• _Exercise_: Gather every line below where "Estatal" appears.

## Begin Records for this task

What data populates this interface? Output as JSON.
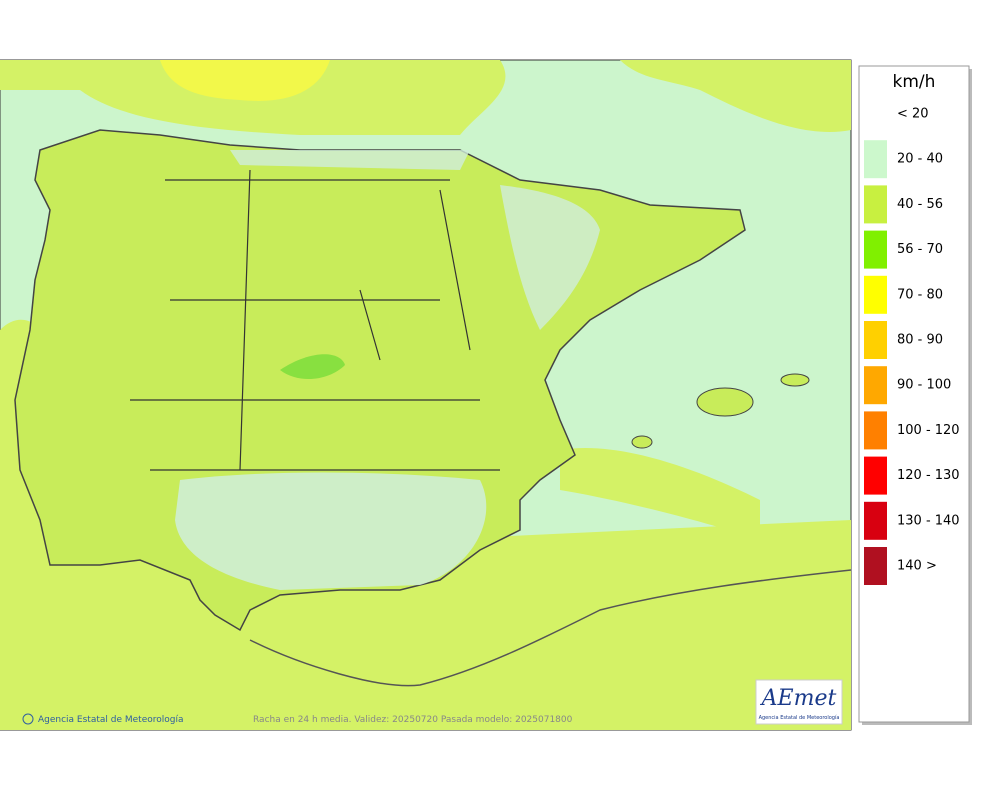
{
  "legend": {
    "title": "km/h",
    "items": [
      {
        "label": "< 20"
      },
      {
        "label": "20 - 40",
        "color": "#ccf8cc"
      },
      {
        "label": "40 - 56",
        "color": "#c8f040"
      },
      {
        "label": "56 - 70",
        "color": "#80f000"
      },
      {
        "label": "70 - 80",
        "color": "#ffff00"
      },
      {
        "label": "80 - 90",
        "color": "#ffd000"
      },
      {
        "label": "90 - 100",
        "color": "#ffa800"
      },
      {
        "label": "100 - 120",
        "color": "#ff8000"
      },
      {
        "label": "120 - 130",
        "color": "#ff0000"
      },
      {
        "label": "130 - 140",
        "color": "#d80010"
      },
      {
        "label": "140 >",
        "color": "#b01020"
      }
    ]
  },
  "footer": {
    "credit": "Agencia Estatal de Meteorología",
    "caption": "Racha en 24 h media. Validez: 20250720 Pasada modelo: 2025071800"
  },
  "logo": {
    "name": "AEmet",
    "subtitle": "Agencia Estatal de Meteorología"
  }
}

## End Records for this task

• _Answer to the exercise_:
    "credit": "Agencia Estatal de Meteorología",
    "subtitle": "Agencia Estatal de Meteorología"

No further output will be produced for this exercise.